# GIVEN DATA:
* * * *
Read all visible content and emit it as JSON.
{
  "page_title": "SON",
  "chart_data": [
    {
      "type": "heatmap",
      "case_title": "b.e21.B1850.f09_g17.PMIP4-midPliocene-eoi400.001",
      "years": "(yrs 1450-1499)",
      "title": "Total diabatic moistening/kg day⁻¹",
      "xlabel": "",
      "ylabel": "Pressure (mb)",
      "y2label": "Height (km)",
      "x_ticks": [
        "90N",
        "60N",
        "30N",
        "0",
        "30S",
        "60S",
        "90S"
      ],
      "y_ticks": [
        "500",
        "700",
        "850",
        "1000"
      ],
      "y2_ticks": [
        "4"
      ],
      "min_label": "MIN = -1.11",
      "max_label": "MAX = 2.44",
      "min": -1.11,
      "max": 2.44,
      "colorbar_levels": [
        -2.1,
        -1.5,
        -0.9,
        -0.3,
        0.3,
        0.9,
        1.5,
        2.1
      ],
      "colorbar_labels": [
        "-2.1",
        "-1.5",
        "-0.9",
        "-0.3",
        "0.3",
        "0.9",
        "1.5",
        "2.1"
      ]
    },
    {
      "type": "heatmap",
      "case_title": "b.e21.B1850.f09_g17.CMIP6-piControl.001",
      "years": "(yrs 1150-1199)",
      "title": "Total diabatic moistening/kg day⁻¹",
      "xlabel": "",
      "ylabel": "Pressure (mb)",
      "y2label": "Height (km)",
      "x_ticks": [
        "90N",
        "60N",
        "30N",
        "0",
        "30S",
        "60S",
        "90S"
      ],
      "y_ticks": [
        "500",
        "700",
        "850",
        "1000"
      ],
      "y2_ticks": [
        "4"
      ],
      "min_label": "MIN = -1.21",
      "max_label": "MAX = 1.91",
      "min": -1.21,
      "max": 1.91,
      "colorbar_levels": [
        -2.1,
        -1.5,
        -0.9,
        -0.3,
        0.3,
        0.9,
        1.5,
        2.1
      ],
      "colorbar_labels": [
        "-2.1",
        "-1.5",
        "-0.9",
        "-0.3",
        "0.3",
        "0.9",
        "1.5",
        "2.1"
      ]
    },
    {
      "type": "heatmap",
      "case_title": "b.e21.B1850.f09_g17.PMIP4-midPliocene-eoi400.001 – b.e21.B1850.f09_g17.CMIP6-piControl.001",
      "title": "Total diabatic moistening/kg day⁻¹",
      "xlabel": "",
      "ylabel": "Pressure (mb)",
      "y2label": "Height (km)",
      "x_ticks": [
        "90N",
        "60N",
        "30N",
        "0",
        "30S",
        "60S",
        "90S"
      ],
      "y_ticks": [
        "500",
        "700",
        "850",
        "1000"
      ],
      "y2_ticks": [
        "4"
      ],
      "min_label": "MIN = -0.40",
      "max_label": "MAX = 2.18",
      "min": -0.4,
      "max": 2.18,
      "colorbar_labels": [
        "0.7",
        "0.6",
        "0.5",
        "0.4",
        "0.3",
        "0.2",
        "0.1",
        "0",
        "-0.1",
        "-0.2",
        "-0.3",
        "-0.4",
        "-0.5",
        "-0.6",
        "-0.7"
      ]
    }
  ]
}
* * * *
# WHAT THE TASK REQUIRES:
All of the entries should be written out again exactly.

# SOLUTION FOR THIS TASK:
Read all visible content and emit it as JSON.
{
  "page_title": "SON",
  "chart_data": [
    {
      "type": "heatmap",
      "case_title": "b.e21.B1850.f09_g17.PMIP4-midPliocene-eoi400.001",
      "years": "(yrs 1450-1499)",
      "title": "Total diabatic moistening/kg day⁻¹",
      "xlabel": "",
      "ylabel": "Pressure (mb)",
      "y2label": "Height (km)",
      "x_ticks": [
        "90N",
        "60N",
        "30N",
        "0",
        "30S",
        "60S",
        "90S"
      ],
      "y_ticks": [
        "500",
        "700",
        "850",
        "1000"
      ],
      "y2_ticks": [
        "4"
      ],
      "min_label": "MIN = -1.11",
      "max_label": "MAX = 2.44",
      "min": -1.11,
      "max": 2.44,
      "colorbar_levels": [
        -2.1,
        -1.5,
        -0.9,
        -0.3,
        0.3,
        0.9,
        1.5,
        2.1
      ],
      "colorbar_labels": [
        "-2.1",
        "-1.5",
        "-0.9",
        "-0.3",
        "0.3",
        "0.9",
        "1.5",
        "2.1"
      ]
    },
    {
      "type": "heatmap",
      "case_title": "b.e21.B1850.f09_g17.CMIP6-piControl.001",
      "years": "(yrs 1150-1199)",
      "title": "Total diabatic moistening/kg day⁻¹",
      "xlabel": "",
      "ylabel": "Pressure (mb)",
      "y2label": "Height (km)",
      "x_ticks": [
        "90N",
        "60N",
        "30N",
        "0",
        "30S",
        "60S",
        "90S"
      ],
      "y_ticks": [
        "500",
        "700",
        "850",
        "1000"
      ],
      "y2_ticks": [
        "4"
      ],
      "min_label": "MIN = -1.21",
      "max_label": "MAX = 1.91",
      "min": -1.21,
      "max": 1.91,
      "colorbar_levels": [
        -2.1,
        -1.5,
        -0.9,
        -0.3,
        0.3,
        0.9,
        1.5,
        2.1
      ],
      "colorbar_labels": [
        "-2.1",
        "-1.5",
        "-0.9",
        "-0.3",
        "0.3",
        "0.9",
        "1.5",
        "2.1"
      ]
    },
    {
      "type": "heatmap",
      "case_title": "b.e21.B1850.f09_g17.PMIP4-midPliocene-eoi400.001 – b.e21.B1850.f09_g17.CMIP6-piControl.001",
      "title": "Total diabatic moistening/kg day⁻¹",
      "xlabel": "",
      "ylabel": "Pressure (mb)",
      "y2label": "Height (km)",
      "x_ticks": [
        "90N",
        "60N",
        "30N",
        "0",
        "30S",
        "60S",
        "90S"
      ],
      "y_ticks": [
        "500",
        "700",
        "850",
        "1000"
      ],
      "y2_ticks": [
        "4"
      ],
      "min_label": "MIN = -0.40",
      "max_label": "MAX = 2.18",
      "min": -0.4,
      "max": 2.18,
      "colorbar_labels": [
        "0.7",
        "0.6",
        "0.5",
        "0.4",
        "0.3",
        "0.2",
        "0.1",
        "0",
        "-0.1",
        "-0.2",
        "-0.3",
        "-0.4",
        "-0.5",
        "-0.6",
        "-0.7"
      ]
    }
  ]
}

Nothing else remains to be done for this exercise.